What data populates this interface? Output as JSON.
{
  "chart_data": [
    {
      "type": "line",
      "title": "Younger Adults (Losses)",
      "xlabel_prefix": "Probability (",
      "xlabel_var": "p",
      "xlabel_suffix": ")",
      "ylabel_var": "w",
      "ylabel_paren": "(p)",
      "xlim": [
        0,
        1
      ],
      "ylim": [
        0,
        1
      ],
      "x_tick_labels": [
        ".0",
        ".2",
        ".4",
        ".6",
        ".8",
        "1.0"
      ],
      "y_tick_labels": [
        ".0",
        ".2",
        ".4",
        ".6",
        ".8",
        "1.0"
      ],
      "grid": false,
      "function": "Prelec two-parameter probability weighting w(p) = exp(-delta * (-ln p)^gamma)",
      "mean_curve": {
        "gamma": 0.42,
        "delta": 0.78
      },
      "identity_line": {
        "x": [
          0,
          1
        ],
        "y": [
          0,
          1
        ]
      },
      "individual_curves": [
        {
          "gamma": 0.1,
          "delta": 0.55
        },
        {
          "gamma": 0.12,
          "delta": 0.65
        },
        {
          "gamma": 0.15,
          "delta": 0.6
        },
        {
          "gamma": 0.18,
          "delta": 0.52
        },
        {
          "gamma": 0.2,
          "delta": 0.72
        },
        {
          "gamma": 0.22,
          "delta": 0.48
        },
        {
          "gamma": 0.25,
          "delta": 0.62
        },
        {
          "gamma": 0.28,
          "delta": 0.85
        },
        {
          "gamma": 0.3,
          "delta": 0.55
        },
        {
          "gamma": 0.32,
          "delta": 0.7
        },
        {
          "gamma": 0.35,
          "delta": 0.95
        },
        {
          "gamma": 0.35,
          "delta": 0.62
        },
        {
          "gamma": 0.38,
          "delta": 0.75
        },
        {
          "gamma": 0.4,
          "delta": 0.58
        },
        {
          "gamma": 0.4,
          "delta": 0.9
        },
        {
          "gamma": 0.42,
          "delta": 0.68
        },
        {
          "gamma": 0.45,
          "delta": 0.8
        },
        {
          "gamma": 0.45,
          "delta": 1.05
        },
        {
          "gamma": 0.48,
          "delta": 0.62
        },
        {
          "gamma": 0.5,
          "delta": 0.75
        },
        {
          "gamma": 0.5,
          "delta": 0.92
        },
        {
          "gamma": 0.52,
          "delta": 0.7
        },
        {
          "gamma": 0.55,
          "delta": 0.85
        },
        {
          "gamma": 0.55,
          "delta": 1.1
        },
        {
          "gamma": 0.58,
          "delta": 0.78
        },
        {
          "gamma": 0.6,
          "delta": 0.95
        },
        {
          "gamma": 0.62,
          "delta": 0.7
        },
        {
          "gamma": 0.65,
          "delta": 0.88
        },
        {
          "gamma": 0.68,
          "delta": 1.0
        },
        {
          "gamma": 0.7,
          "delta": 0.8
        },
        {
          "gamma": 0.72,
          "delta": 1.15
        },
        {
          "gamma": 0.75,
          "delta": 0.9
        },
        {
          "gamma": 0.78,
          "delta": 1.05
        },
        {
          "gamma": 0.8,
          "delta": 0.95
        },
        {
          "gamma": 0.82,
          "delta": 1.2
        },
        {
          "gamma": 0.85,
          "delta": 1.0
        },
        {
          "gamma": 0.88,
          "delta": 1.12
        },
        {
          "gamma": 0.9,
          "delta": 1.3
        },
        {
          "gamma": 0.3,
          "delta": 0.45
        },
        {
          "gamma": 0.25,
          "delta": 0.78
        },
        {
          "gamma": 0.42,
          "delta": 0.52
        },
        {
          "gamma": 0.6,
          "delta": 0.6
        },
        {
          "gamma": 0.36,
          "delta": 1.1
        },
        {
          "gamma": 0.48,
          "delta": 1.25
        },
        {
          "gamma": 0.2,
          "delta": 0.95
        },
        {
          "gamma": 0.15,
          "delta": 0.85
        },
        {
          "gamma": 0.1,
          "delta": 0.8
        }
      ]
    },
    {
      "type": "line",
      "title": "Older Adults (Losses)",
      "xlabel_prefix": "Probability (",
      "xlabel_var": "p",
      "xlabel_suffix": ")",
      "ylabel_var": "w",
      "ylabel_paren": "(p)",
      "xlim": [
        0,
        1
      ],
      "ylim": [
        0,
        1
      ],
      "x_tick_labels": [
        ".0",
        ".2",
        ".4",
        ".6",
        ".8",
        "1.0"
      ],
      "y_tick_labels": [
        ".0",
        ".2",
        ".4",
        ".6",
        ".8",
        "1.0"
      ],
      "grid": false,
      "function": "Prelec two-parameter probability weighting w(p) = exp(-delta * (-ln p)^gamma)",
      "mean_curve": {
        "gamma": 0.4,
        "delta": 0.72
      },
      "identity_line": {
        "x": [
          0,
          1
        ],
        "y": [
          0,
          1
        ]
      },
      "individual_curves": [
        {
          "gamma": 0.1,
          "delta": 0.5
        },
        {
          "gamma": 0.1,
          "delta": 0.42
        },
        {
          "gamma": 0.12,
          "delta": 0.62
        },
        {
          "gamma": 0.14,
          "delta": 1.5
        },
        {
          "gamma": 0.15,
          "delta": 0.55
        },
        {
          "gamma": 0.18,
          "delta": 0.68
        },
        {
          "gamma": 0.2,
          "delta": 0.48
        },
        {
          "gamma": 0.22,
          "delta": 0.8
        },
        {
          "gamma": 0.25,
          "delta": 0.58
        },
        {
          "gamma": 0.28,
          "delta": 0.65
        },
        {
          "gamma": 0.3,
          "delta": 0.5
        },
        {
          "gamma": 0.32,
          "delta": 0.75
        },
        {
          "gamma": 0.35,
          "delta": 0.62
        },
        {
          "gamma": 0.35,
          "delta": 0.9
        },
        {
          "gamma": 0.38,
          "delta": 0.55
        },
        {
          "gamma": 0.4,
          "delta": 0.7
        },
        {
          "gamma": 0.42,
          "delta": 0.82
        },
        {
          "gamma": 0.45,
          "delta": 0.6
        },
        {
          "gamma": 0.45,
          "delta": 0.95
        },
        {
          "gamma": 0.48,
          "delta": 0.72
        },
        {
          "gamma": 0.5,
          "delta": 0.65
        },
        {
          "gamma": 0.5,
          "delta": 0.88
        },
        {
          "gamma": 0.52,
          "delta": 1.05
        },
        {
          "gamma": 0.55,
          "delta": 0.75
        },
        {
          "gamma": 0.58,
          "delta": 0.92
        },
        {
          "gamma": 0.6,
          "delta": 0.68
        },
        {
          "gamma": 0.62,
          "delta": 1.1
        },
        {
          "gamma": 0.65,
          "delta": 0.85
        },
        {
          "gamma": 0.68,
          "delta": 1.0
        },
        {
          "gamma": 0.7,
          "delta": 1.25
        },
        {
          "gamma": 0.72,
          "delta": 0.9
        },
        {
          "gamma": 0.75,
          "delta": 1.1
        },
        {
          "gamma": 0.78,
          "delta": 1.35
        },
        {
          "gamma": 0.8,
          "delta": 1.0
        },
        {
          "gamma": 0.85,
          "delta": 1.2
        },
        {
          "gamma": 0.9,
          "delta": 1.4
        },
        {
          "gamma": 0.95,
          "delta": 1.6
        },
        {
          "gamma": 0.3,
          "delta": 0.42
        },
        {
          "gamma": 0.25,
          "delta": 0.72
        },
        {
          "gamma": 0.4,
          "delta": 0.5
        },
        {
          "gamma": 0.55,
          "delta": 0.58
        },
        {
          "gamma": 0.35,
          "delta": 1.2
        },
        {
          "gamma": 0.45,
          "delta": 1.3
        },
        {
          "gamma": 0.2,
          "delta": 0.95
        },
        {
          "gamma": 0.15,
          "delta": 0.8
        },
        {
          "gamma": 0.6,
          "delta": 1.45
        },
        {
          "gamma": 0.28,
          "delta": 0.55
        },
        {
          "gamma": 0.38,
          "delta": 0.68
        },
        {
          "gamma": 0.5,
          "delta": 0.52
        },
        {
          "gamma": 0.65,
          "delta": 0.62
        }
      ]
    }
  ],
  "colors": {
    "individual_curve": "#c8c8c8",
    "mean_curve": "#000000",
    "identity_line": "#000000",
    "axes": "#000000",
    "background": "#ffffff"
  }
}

■ Exercise instructions
From the entries above, list each line with "title" in it.

■ Worked solution
      "title": "Younger Adults (Losses)",
      "title": "Older Adults (Losses)",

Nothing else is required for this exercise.